- Records from a collection -
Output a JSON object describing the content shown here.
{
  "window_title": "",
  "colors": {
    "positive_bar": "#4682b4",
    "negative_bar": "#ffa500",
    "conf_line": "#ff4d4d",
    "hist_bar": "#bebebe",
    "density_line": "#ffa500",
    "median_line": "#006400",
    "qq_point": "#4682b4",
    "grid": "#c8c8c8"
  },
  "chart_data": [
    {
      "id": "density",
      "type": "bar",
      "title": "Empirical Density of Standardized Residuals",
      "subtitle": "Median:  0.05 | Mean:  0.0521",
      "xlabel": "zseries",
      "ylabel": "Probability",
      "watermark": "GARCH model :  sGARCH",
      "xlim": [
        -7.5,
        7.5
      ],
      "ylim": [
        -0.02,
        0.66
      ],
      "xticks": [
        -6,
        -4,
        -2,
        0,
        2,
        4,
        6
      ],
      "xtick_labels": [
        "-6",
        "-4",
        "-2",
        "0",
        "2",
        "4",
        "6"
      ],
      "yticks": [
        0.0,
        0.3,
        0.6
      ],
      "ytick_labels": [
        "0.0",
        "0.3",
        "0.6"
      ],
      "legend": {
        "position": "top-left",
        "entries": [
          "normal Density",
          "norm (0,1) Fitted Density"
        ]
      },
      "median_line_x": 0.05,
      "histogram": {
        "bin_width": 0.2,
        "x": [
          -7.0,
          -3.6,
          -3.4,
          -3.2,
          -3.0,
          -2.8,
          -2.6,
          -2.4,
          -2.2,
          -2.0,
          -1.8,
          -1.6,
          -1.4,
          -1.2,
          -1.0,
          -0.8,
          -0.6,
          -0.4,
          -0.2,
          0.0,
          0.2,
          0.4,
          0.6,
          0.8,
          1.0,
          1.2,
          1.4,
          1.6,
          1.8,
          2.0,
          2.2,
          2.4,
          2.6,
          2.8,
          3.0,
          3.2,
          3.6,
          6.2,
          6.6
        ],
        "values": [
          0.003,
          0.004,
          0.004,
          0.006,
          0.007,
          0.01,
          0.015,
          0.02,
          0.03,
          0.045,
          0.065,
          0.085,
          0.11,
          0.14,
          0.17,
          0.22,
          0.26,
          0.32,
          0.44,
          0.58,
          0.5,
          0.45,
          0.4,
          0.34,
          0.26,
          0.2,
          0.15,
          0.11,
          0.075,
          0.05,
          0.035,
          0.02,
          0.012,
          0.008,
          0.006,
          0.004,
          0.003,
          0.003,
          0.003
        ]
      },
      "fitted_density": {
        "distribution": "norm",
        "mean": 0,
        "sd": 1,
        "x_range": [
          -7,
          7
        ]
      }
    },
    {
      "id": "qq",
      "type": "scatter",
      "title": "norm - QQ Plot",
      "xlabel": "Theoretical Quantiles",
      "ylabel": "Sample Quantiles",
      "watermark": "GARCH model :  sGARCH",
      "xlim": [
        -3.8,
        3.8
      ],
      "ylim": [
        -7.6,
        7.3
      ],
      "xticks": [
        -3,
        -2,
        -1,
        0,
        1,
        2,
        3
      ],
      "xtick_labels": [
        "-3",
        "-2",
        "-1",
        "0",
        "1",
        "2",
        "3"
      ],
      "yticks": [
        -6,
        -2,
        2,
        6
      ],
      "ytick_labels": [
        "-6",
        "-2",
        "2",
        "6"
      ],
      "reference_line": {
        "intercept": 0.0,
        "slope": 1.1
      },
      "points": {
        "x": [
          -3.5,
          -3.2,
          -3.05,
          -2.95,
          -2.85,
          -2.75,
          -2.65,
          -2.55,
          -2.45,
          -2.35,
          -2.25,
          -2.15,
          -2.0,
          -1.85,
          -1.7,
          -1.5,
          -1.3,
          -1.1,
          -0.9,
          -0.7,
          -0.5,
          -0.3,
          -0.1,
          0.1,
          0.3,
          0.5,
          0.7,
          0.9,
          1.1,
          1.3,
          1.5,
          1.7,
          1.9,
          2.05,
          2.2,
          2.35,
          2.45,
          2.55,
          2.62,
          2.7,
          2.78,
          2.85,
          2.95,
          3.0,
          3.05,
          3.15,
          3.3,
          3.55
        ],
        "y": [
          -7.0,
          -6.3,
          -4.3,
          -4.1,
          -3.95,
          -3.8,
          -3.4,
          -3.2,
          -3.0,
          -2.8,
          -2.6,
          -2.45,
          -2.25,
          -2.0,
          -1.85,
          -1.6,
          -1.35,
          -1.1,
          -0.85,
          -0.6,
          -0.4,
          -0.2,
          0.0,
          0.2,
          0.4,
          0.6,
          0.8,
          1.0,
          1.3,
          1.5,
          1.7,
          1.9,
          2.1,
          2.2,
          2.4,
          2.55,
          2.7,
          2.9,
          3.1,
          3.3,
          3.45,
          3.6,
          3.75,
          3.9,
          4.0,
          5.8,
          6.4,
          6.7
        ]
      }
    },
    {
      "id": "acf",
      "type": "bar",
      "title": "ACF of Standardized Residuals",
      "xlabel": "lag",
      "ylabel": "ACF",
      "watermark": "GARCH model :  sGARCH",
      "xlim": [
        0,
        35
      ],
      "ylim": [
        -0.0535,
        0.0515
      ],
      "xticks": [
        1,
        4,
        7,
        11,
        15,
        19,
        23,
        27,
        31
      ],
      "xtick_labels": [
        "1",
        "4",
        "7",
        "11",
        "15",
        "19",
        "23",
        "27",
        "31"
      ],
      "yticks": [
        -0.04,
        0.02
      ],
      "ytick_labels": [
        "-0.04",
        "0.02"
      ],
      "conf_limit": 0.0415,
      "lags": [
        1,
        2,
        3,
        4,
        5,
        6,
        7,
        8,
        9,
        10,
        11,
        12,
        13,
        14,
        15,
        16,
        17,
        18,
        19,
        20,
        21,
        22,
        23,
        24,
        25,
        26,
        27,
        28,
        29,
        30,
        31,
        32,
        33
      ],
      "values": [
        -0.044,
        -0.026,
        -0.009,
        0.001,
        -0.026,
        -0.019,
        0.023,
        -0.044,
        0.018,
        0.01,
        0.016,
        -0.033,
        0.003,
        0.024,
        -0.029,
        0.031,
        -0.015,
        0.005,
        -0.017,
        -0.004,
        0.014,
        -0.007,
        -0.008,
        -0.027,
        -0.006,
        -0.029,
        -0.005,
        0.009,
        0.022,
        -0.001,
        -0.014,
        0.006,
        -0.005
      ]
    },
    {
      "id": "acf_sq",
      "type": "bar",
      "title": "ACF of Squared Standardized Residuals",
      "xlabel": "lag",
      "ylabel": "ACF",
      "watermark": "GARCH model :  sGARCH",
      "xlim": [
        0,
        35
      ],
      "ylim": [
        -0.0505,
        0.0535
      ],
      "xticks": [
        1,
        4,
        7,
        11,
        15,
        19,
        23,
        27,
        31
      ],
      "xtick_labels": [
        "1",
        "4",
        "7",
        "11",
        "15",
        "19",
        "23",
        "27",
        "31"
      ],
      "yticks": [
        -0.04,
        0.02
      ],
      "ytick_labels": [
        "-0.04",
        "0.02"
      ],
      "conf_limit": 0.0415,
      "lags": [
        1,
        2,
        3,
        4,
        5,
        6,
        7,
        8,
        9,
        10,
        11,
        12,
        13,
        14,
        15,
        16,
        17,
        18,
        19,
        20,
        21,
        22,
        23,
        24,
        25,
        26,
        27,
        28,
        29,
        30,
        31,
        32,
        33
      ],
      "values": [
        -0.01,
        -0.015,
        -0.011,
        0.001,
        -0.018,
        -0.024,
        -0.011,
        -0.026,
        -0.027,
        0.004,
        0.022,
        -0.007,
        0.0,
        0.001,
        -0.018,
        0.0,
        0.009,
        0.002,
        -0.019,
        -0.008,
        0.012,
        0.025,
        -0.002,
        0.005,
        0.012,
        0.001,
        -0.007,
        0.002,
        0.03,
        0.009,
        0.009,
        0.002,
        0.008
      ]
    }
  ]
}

- Stated goal -
Read the entries and pick out all lines that include the word "ylabel".

- Solution to this task -
      "ylabel": "Probability",
      "ylabel": "Sample Quantiles",
      "ylabel": "ACF",
      "ylabel": "ACF",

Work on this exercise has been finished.